>> Start

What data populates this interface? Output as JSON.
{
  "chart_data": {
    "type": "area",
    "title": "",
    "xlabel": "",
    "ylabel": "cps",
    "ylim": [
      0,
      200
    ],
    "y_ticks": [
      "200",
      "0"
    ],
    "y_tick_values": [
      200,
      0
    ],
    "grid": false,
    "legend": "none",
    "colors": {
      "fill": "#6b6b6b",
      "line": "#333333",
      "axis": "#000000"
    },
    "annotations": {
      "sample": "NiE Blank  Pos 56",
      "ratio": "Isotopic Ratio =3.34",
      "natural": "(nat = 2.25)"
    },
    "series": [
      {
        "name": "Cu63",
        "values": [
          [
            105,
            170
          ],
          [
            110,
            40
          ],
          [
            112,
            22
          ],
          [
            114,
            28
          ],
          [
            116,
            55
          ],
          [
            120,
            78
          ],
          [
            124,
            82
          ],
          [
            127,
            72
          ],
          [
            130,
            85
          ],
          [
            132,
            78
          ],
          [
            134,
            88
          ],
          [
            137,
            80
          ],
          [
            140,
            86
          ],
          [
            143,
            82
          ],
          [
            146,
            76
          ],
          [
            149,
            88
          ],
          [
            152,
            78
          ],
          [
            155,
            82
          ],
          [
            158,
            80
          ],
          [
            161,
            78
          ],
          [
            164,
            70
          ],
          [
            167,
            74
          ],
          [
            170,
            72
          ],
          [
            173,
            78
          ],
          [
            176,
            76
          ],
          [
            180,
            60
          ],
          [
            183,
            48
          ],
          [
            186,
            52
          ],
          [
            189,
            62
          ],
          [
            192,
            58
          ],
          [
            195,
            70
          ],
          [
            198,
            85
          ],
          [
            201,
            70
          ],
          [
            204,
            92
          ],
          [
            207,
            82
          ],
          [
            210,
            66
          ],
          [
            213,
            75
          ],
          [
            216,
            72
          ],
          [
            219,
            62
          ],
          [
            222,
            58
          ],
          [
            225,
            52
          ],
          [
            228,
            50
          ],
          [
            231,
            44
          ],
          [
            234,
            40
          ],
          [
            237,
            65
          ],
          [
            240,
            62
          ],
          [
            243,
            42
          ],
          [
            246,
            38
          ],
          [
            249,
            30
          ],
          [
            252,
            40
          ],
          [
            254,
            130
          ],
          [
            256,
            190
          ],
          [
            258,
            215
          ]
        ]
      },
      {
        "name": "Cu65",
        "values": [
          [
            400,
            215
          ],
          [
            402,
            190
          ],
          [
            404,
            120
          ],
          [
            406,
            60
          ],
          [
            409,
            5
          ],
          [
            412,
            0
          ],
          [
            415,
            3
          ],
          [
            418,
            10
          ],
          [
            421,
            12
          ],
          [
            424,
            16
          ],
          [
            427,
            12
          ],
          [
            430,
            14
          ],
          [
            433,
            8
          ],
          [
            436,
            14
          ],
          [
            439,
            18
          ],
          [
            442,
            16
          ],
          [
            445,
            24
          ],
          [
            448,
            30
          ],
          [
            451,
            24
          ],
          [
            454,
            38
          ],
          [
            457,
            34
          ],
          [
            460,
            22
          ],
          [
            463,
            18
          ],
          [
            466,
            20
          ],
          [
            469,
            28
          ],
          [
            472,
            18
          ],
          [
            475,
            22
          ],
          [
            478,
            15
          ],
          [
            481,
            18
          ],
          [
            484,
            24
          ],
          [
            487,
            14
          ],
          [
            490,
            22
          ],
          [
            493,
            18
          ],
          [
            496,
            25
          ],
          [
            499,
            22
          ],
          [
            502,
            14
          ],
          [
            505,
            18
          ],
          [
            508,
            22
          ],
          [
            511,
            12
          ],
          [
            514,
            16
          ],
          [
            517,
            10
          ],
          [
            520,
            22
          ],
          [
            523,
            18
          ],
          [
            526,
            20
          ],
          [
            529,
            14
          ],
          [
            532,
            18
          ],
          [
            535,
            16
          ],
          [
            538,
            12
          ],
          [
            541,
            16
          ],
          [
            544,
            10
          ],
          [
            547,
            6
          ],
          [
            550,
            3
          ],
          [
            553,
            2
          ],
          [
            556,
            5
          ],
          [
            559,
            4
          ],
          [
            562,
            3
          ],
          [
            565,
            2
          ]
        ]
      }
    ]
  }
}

>> End

• Task goal: Go through the records and print each one exactly.

• Exercise solution:
What data populates this interface? Output as JSON.
{
  "chart_data": {
    "type": "area",
    "title": "",
    "xlabel": "",
    "ylabel": "cps",
    "ylim": [
      0,
      200
    ],
    "y_ticks": [
      "200",
      "0"
    ],
    "y_tick_values": [
      200,
      0
    ],
    "grid": false,
    "legend": "none",
    "colors": {
      "fill": "#6b6b6b",
      "line": "#333333",
      "axis": "#000000"
    },
    "annotations": {
      "sample": "NiE Blank  Pos 56",
      "ratio": "Isotopic Ratio =3.34",
      "natural": "(nat = 2.25)"
    },
    "series": [
      {
        "name": "Cu63",
        "values": [
          [
            105,
            170
          ],
          [
            110,
            40
          ],
          [
            112,
            22
          ],
          [
            114,
            28
          ],
          [
            116,
            55
          ],
          [
            120,
            78
          ],
          [
            124,
            82
          ],
          [
            127,
            72
          ],
          [
            130,
            85
          ],
          [
            132,
            78
          ],
          [
            134,
            88
          ],
          [
            137,
            80
          ],
          [
            140,
            86
          ],
          [
            143,
            82
          ],
          [
            146,
            76
          ],
          [
            149,
            88
          ],
          [
            152,
            78
          ],
          [
            155,
            82
          ],
          [
            158,
            80
          ],
          [
            161,
            78
          ],
          [
            164,
            70
          ],
          [
            167,
            74
          ],
          [
            170,
            72
          ],
          [
            173,
            78
          ],
          [
            176,
            76
          ],
          [
            180,
            60
          ],
          [
            183,
            48
          ],
          [
            186,
            52
          ],
          [
            189,
            62
          ],
          [
            192,
            58
          ],
          [
            195,
            70
          ],
          [
            198,
            85
          ],
          [
            201,
            70
          ],
          [
            204,
            92
          ],
          [
            207,
            82
          ],
          [
            210,
            66
          ],
          [
            213,
            75
          ],
          [
            216,
            72
          ],
          [
            219,
            62
          ],
          [
            222,
            58
          ],
          [
            225,
            52
          ],
          [
            228,
            50
          ],
          [
            231,
            44
          ],
          [
            234,
            40
          ],
          [
            237,
            65
          ],
          [
            240,
            62
          ],
          [
            243,
            42
          ],
          [
            246,
            38
          ],
          [
            249,
            30
          ],
          [
            252,
            40
          ],
          [
            254,
            130
          ],
          [
            256,
            190
          ],
          [
            258,
            215
          ]
        ]
      },
      {
        "name": "Cu65",
        "values": [
          [
            400,
            215
          ],
          [
            402,
            190
          ],
          [
            404,
            120
          ],
          [
            406,
            60
          ],
          [
            409,
            5
          ],
          [
            412,
            0
          ],
          [
            415,
            3
          ],
          [
            418,
            10
          ],
          [
            421,
            12
          ],
          [
            424,
            16
          ],
          [
            427,
            12
          ],
          [
            430,
            14
          ],
          [
            433,
            8
          ],
          [
            436,
            14
          ],
          [
            439,
            18
          ],
          [
            442,
            16
          ],
          [
            445,
            24
          ],
          [
            448,
            30
          ],
          [
            451,
            24
          ],
          [
            454,
            38
          ],
          [
            457,
            34
          ],
          [
            460,
            22
          ],
          [
            463,
            18
          ],
          [
            466,
            20
          ],
          [
            469,
            28
          ],
          [
            472,
            18
          ],
          [
            475,
            22
          ],
          [
            478,
            15
          ],
          [
            481,
            18
          ],
          [
            484,
            24
          ],
          [
            487,
            14
          ],
          [
            490,
            22
          ],
          [
            493,
            18
          ],
          [
            496,
            25
          ],
          [
            499,
            22
          ],
          [
            502,
            14
          ],
          [
            505,
            18
          ],
          [
            508,
            22
          ],
          [
            511,
            12
          ],
          [
            514,
            16
          ],
          [
            517,
            10
          ],
          [
            520,
            22
          ],
          [
            523,
            18
          ],
          [
            526,
            20
          ],
          [
            529,
            14
          ],
          [
            532,
            18
          ],
          [
            535,
            16
          ],
          [
            538,
            12
          ],
          [
            541,
            16
          ],
          [
            544,
            10
          ],
          [
            547,
            6
          ],
          [
            550,
            3
          ],
          [
            553,
            2
          ],
          [
            556,
            5
          ],
          [
            559,
            4
          ],
          [
            562,
            3
          ],
          [
            565,
            2
          ]
        ]
      }
    ]
  }
}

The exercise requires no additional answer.